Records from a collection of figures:
*** Block opens ***

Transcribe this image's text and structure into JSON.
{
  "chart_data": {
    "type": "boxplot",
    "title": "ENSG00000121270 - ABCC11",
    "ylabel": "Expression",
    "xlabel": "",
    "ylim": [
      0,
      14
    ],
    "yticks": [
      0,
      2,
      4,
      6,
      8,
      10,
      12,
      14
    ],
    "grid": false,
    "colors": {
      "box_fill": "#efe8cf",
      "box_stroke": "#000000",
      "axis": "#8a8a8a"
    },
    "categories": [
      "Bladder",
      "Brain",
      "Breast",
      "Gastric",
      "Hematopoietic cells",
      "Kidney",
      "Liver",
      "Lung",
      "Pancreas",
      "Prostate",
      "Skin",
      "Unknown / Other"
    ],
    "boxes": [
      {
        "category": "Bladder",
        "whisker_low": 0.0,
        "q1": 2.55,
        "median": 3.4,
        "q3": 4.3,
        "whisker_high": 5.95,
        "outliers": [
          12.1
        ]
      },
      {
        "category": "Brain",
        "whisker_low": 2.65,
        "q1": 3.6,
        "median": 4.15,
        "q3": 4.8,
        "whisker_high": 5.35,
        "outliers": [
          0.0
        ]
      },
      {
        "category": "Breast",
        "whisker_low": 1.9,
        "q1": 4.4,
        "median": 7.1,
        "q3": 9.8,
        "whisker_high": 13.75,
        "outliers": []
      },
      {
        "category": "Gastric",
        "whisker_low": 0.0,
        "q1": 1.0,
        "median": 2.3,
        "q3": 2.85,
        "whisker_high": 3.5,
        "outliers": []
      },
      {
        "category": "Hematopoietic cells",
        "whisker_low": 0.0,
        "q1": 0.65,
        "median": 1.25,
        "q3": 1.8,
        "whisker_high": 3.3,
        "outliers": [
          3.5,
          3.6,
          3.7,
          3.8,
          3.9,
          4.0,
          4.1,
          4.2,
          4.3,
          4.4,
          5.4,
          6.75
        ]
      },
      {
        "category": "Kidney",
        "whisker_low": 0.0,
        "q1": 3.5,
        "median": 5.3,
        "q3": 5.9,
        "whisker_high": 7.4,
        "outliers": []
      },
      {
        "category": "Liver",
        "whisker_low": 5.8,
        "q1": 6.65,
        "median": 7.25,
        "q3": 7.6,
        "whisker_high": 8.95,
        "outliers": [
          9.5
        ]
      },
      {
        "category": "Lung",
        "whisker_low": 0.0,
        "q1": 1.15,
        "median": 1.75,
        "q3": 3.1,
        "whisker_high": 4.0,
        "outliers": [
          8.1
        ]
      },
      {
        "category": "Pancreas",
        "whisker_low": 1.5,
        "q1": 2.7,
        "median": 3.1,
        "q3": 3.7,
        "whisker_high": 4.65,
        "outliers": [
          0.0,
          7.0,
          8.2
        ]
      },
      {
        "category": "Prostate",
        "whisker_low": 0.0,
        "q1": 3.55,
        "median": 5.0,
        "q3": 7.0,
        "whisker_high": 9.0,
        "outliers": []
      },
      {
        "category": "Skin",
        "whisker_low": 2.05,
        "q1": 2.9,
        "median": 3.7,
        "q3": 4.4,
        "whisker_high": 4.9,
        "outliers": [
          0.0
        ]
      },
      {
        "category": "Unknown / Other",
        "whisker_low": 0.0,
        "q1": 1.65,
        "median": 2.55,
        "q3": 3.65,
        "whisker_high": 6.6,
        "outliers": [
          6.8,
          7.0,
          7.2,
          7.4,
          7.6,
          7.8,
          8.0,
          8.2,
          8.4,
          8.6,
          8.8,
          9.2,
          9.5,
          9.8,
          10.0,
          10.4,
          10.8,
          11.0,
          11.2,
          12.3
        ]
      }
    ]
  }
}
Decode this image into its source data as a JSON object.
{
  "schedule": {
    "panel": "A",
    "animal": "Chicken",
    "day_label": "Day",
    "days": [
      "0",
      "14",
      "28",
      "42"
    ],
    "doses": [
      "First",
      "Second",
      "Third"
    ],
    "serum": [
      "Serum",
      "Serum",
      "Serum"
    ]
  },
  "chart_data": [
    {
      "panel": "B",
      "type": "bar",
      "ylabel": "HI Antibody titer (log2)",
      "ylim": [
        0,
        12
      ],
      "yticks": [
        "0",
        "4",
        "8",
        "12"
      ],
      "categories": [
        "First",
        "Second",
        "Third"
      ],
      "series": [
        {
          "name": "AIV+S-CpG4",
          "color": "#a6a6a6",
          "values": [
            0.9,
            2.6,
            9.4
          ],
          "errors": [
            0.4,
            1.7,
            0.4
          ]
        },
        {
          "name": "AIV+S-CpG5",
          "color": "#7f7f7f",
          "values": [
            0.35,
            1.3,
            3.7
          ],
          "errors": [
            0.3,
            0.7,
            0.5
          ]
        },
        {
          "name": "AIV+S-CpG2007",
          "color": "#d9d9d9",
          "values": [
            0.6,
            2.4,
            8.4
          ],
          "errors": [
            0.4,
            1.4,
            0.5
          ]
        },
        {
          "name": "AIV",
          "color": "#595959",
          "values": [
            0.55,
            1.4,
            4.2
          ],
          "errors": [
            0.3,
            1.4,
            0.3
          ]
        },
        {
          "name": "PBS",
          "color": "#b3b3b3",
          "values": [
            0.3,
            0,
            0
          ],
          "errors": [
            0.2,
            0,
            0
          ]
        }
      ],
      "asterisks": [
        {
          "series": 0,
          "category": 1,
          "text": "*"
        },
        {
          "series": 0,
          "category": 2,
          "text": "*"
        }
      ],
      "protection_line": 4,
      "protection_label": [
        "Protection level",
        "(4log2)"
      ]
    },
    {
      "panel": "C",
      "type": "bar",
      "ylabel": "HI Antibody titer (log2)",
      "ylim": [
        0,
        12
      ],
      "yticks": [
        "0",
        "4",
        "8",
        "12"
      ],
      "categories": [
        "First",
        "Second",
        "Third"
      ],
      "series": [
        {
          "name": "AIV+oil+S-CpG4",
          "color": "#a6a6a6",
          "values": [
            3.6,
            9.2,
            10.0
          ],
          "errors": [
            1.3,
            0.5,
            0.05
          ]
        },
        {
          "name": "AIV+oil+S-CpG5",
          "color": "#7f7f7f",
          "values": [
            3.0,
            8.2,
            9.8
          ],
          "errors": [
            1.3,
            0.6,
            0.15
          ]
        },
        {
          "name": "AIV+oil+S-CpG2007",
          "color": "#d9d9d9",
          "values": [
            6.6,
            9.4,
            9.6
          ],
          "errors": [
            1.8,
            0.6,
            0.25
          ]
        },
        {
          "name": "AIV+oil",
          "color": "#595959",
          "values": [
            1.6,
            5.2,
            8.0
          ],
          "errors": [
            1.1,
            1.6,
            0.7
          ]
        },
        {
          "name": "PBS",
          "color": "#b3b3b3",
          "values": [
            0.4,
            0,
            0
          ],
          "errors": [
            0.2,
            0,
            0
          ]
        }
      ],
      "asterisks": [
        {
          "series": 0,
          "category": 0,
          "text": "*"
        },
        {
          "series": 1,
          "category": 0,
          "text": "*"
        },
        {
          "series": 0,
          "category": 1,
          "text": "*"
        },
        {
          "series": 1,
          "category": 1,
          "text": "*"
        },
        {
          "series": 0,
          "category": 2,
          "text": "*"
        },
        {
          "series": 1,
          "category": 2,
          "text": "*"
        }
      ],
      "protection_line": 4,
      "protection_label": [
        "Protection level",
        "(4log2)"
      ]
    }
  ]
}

*** Block closes ***

--- What to work on ---
Return every line above where "cells" appears.

--- Solution to this problem ---
      "Hematopoietic cells",
        "category": "Hematopoietic cells",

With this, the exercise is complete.